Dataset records
** BEGIN **

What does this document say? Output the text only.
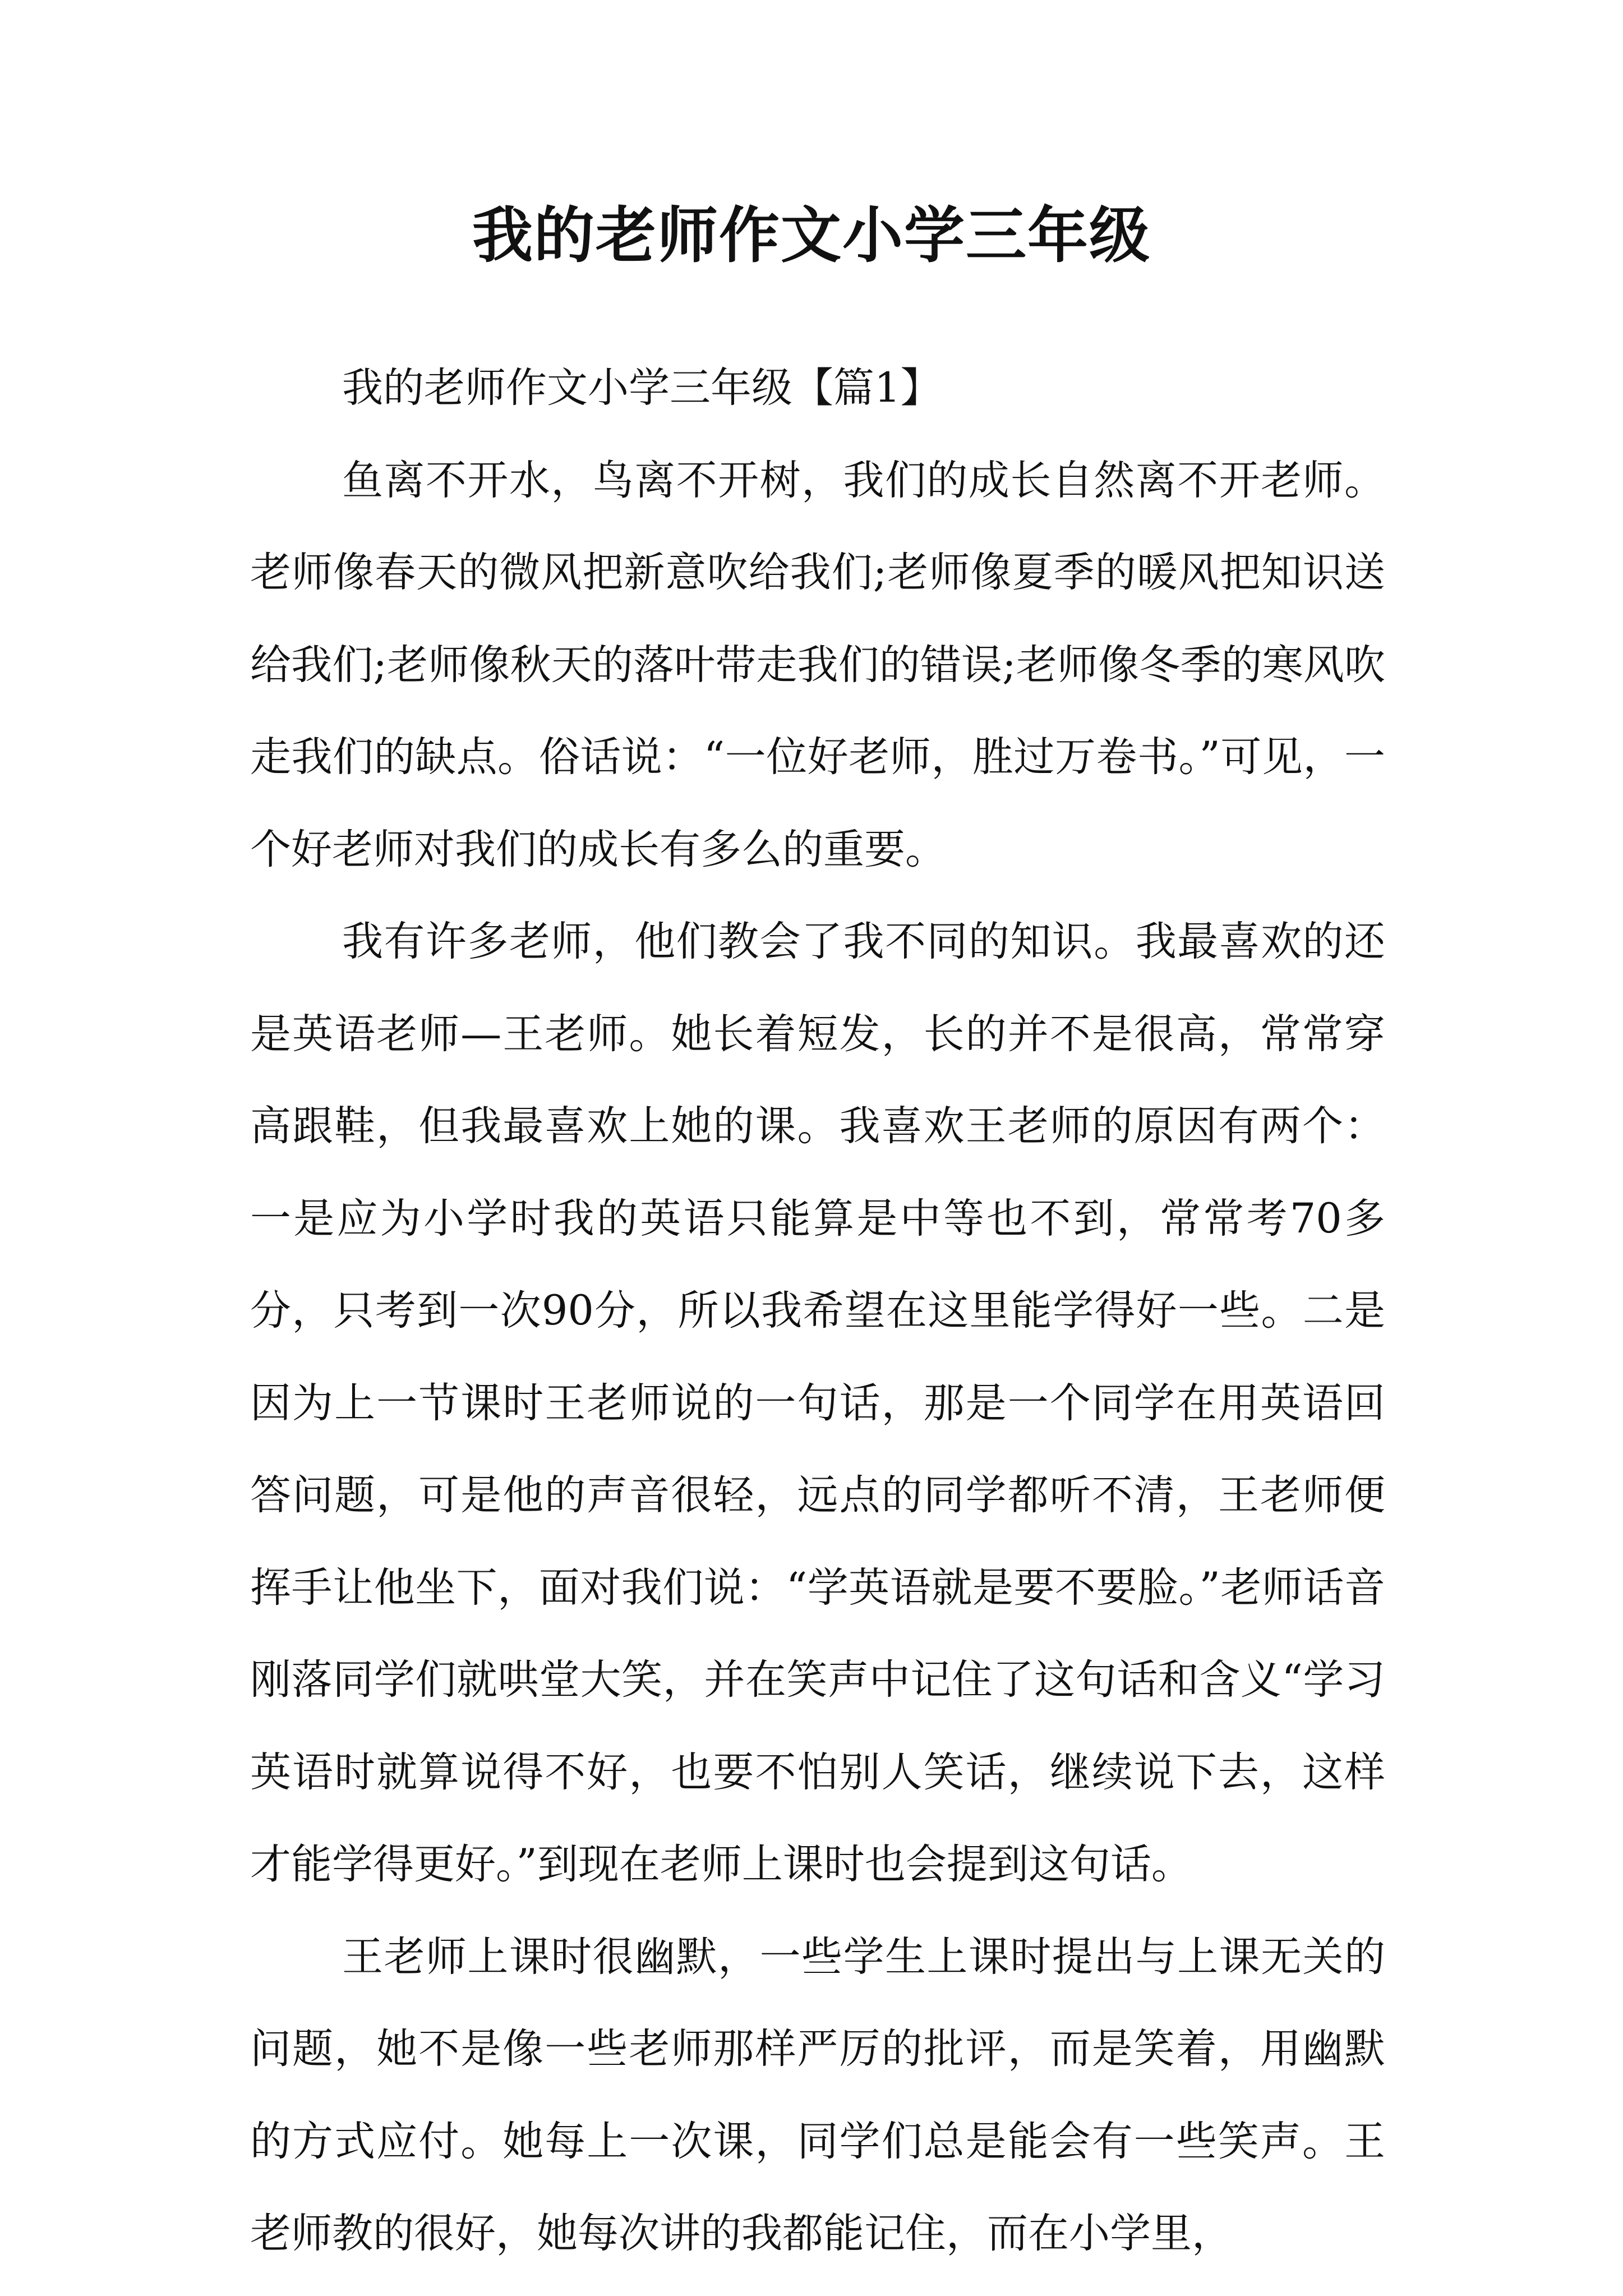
我的老师作文小学三年级

我的老师作文小学三年级【篇1】

鱼离不开水，鸟离不开树，我们的成长自然离不开老师。老师像春天的微风把新意吹给我们;老师像夏季的暖风把知识送给我们;老师像秋天的落叶带走我们的错误;老师像冬季的寒风吹走我们的缺点。俗话说：“一位好老师，胜过万卷书。”可见，一个好老师对我们的成长有多么的重要。

我有许多老师，他们教会了我不同的知识。我最喜欢的还是英语老师—王老师。她长着短发，长的并不是很高，常常穿高跟鞋，但我最喜欢上她的课。我喜欢王老师的原因有两个：一是应为小学时我的英语只能算是中等也不到，常常考70多分，只考到一次90分，所以我希望在这里能学得好一些。二是因为上一节课时王老师说的一句话，那是一个同学在用英语回答问题，可是他的声音很轻，远点的同学都听不清，王老师便挥手让他坐下，面对我们说：“学英语就是要不要脸。”老师话音刚落同学们就哄堂大笑，并在笑声中记住了这句话和含义“学习英语时就算说得不好，也要不怕别人笑话，继续说下去，这样才能学得更好。”到现在老师上课时也会提到这句话。

王老师上课时很幽默，一些学生上课时提出与上课无关的问题，她不是像一些老师那样严厉的批评，而是笑着，用幽默的方式应付。她每上一次课，同学们总是能会有一些笑声。王老师教的很好，她每次讲的我都能记住，而在小学里，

** END **

● Problem to solve: Each record above is to be restated exactly, with its pictures removed from the copy.

● Result:
What does this document say? Output the text only.
我的老师作文小学三年级

我的老师作文小学三年级【篇1】

鱼离不开水，鸟离不开树，我们的成长自然离不开老师。老师像春天的微风把新意吹给我们;老师像夏季的暖风把知识送给我们;老师像秋天的落叶带走我们的错误;老师像冬季的寒风吹走我们的缺点。俗话说：“一位好老师，胜过万卷书。”可见，一个好老师对我们的成长有多么的重要。

我有许多老师，他们教会了我不同的知识。我最喜欢的还是英语老师—王老师。她长着短发，长的并不是很高，常常穿高跟鞋，但我最喜欢上她的课。我喜欢王老师的原因有两个：一是应为小学时我的英语只能算是中等也不到，常常考70多分，只考到一次90分，所以我希望在这里能学得好一些。二是因为上一节课时王老师说的一句话，那是一个同学在用英语回答问题，可是他的声音很轻，远点的同学都听不清，王老师便挥手让他坐下，面对我们说：“学英语就是要不要脸。”老师话音刚落同学们就哄堂大笑，并在笑声中记住了这句话和含义“学习英语时就算说得不好，也要不怕别人笑话，继续说下去，这样才能学得更好。”到现在老师上课时也会提到这句话。

王老师上课时很幽默，一些学生上课时提出与上课无关的问题，她不是像一些老师那样严厉的批评，而是笑着，用幽默的方式应付。她每上一次课，同学们总是能会有一些笑声。王老师教的很好，她每次讲的我都能记住，而在小学里，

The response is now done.